CONSIGNE
Reproduisez telles quelles les lignes qui vont du début jusqu'à la ligne contenant « Point: [371, 438, 394, 452] », la première et la dernière comprises.

•••

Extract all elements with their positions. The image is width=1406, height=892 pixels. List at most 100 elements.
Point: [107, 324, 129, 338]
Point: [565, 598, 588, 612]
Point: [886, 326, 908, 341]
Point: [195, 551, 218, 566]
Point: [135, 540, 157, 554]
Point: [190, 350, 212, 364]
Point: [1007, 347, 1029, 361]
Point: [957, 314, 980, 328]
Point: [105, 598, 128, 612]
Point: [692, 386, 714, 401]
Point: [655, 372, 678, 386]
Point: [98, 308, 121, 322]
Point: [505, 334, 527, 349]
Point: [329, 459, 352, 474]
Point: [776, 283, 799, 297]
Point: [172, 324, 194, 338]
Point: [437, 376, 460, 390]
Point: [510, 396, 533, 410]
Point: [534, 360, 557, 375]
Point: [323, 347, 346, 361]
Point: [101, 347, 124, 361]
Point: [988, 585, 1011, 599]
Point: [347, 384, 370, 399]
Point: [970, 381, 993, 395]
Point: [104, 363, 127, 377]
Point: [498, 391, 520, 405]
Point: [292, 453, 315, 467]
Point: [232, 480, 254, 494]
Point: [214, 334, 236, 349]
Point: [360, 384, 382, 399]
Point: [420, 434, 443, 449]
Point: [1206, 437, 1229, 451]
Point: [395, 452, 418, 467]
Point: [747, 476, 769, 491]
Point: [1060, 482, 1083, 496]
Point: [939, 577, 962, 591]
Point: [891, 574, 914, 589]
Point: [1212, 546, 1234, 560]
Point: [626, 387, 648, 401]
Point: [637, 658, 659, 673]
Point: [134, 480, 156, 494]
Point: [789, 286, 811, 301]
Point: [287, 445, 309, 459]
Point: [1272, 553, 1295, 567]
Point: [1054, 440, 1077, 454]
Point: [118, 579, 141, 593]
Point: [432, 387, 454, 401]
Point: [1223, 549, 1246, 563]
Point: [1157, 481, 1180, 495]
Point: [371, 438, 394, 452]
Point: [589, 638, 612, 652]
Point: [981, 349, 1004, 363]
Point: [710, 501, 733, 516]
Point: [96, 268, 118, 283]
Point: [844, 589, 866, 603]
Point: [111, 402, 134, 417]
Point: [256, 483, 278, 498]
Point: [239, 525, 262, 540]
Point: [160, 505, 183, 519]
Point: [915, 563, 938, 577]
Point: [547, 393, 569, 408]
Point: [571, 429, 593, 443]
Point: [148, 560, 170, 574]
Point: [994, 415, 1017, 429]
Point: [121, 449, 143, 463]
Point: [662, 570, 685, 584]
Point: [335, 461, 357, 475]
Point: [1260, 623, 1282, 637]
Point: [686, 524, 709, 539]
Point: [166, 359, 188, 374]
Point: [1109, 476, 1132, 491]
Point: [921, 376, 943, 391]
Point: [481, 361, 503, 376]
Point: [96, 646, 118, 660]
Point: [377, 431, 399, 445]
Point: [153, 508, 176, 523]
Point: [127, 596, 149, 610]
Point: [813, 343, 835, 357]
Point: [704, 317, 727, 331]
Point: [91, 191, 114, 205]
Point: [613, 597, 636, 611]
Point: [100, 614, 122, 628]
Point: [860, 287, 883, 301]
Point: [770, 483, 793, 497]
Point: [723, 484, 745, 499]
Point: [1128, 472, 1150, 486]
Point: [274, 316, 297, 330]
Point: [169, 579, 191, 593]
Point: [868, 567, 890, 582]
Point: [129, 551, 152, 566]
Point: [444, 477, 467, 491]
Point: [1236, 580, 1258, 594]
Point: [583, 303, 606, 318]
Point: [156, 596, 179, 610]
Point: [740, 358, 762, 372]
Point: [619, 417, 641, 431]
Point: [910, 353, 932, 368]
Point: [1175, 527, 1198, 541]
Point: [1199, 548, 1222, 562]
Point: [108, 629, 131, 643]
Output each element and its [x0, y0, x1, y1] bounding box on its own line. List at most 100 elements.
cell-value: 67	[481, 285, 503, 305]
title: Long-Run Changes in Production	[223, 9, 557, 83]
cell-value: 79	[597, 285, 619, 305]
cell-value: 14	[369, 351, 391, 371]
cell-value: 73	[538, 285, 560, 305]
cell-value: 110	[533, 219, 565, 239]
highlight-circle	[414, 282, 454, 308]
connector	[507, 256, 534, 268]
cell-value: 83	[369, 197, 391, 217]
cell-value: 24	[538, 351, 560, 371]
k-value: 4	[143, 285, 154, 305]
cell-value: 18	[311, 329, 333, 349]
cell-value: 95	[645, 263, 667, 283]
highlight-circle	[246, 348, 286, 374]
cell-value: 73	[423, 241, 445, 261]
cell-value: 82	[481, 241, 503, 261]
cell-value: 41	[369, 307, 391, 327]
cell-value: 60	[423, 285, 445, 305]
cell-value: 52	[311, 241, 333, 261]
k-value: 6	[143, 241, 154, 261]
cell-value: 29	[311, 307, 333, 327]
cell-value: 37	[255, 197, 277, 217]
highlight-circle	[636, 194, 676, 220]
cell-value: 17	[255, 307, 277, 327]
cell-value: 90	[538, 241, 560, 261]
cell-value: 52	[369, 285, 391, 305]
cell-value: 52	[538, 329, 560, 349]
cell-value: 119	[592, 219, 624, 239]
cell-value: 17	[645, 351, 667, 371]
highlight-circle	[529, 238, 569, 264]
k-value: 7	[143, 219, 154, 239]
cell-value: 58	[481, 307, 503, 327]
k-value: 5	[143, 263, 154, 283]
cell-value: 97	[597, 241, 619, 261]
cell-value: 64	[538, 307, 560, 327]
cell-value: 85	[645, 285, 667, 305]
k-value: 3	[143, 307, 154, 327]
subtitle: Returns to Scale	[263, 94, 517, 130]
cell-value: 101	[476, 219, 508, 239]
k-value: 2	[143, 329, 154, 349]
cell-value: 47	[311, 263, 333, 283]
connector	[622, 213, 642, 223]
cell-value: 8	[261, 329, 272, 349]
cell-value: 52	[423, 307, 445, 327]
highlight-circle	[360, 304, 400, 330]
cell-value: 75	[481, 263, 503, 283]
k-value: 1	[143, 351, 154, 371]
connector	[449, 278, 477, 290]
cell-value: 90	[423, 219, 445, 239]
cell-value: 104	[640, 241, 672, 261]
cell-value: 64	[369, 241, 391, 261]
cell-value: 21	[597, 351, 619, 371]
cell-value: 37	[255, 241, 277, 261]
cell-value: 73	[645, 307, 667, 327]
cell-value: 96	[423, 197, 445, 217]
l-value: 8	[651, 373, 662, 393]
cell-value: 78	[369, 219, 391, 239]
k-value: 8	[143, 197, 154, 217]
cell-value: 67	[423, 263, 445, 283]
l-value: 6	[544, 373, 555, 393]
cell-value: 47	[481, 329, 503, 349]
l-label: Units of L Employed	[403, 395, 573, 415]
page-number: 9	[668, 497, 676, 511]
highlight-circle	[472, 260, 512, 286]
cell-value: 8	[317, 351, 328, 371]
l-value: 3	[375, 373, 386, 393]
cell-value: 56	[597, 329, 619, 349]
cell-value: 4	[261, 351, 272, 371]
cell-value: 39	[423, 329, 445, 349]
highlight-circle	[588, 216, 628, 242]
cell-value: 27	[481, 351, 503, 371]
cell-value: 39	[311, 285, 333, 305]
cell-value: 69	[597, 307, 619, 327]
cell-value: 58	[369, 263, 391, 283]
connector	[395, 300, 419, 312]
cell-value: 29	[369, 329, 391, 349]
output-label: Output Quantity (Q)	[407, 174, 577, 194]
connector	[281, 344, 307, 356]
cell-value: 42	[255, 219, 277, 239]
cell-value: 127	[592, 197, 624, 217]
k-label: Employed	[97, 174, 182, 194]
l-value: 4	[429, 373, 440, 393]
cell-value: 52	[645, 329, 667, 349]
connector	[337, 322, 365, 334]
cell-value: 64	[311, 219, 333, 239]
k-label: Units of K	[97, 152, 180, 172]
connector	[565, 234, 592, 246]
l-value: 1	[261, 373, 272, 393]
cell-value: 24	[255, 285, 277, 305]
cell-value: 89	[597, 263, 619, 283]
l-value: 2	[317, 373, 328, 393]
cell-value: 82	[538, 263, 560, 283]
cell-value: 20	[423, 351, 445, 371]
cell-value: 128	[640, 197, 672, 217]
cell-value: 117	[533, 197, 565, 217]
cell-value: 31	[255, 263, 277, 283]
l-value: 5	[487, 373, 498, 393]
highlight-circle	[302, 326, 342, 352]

•••

CORRIGÉ
Extract all elements with their positions. The image is width=1406, height=892 pixels. List at most 100 elements.
Point: [107, 324, 129, 338]
Point: [565, 598, 588, 612]
Point: [886, 326, 908, 341]
Point: [195, 551, 218, 566]
Point: [135, 540, 157, 554]
Point: [190, 350, 212, 364]
Point: [1007, 347, 1029, 361]
Point: [957, 314, 980, 328]
Point: [105, 598, 128, 612]
Point: [692, 386, 714, 401]
Point: [655, 372, 678, 386]
Point: [98, 308, 121, 322]
Point: [505, 334, 527, 349]
Point: [329, 459, 352, 474]
Point: [776, 283, 799, 297]
Point: [172, 324, 194, 338]
Point: [437, 376, 460, 390]
Point: [510, 396, 533, 410]
Point: [534, 360, 557, 375]
Point: [323, 347, 346, 361]
Point: [101, 347, 124, 361]
Point: [988, 585, 1011, 599]
Point: [347, 384, 370, 399]
Point: [970, 381, 993, 395]
Point: [104, 363, 127, 377]
Point: [498, 391, 520, 405]
Point: [292, 453, 315, 467]
Point: [232, 480, 254, 494]
Point: [214, 334, 236, 349]
Point: [360, 384, 382, 399]
Point: [420, 434, 443, 449]
Point: [1206, 437, 1229, 451]
Point: [395, 452, 418, 467]
Point: [747, 476, 769, 491]
Point: [1060, 482, 1083, 496]
Point: [939, 577, 962, 591]
Point: [891, 574, 914, 589]
Point: [1212, 546, 1234, 560]
Point: [626, 387, 648, 401]
Point: [637, 658, 659, 673]
Point: [134, 480, 156, 494]
Point: [789, 286, 811, 301]
Point: [287, 445, 309, 459]
Point: [1272, 553, 1295, 567]
Point: [1054, 440, 1077, 454]
Point: [118, 579, 141, 593]
Point: [432, 387, 454, 401]
Point: [1223, 549, 1246, 563]
Point: [1157, 481, 1180, 495]
Point: [371, 438, 394, 452]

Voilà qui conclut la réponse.